#### The input:
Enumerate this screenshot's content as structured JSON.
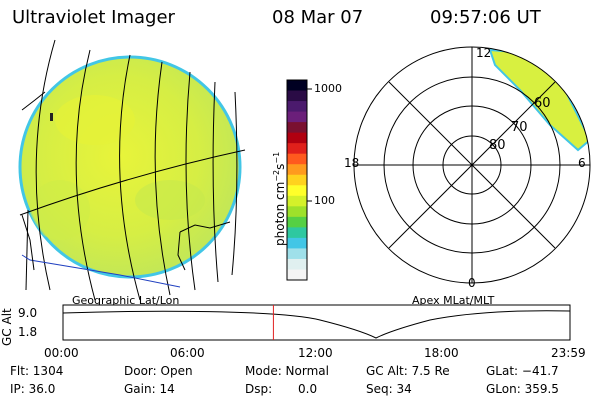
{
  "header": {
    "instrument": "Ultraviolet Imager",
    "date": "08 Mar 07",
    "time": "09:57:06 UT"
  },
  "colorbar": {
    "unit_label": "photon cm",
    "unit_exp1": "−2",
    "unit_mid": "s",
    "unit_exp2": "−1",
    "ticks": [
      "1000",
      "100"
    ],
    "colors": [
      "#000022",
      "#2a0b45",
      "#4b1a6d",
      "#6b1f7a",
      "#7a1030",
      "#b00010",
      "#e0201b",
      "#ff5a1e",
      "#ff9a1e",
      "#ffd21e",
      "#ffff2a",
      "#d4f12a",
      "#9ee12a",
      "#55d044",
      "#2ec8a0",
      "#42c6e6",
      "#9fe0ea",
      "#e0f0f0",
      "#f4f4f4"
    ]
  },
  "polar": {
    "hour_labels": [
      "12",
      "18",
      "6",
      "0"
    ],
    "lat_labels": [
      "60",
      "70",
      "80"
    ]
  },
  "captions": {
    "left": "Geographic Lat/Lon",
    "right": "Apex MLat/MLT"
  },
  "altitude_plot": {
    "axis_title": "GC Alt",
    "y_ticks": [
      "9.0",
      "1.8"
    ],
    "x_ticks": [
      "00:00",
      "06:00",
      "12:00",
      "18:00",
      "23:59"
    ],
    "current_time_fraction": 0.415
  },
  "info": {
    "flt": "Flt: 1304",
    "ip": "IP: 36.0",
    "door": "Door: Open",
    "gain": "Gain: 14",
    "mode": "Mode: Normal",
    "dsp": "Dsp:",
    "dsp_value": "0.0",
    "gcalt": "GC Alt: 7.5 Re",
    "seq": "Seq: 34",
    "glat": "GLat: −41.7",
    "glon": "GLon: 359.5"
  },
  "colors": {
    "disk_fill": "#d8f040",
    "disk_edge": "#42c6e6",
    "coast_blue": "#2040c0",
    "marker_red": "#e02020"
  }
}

#### Given request:
Copy every entry word for word, but omit the pictures.

#### Solution to the problem:
Enumerate this screenshot's content as structured JSON.
{
  "header": {
    "instrument": "Ultraviolet Imager",
    "date": "08 Mar 07",
    "time": "09:57:06 UT"
  },
  "colorbar": {
    "unit_label": "photon cm",
    "unit_exp1": "−2",
    "unit_mid": "s",
    "unit_exp2": "−1",
    "ticks": [
      "1000",
      "100"
    ],
    "colors": [
      "#000022",
      "#2a0b45",
      "#4b1a6d",
      "#6b1f7a",
      "#7a1030",
      "#b00010",
      "#e0201b",
      "#ff5a1e",
      "#ff9a1e",
      "#ffd21e",
      "#ffff2a",
      "#d4f12a",
      "#9ee12a",
      "#55d044",
      "#2ec8a0",
      "#42c6e6",
      "#9fe0ea",
      "#e0f0f0",
      "#f4f4f4"
    ]
  },
  "polar": {
    "hour_labels": [
      "12",
      "18",
      "6",
      "0"
    ],
    "lat_labels": [
      "60",
      "70",
      "80"
    ]
  },
  "captions": {
    "left": "Geographic Lat/Lon",
    "right": "Apex MLat/MLT"
  },
  "altitude_plot": {
    "axis_title": "GC Alt",
    "y_ticks": [
      "9.0",
      "1.8"
    ],
    "x_ticks": [
      "00:00",
      "06:00",
      "12:00",
      "18:00",
      "23:59"
    ],
    "current_time_fraction": 0.415
  },
  "info": {
    "flt": "Flt: 1304",
    "ip": "IP: 36.0",
    "door": "Door: Open",
    "gain": "Gain: 14",
    "mode": "Mode: Normal",
    "dsp": "Dsp:",
    "dsp_value": "0.0",
    "gcalt": "GC Alt: 7.5 Re",
    "seq": "Seq: 34",
    "glat": "GLat: −41.7",
    "glon": "GLon: 359.5"
  },
  "colors": {
    "disk_fill": "#d8f040",
    "disk_edge": "#42c6e6",
    "coast_blue": "#2040c0",
    "marker_red": "#e02020"
  }
}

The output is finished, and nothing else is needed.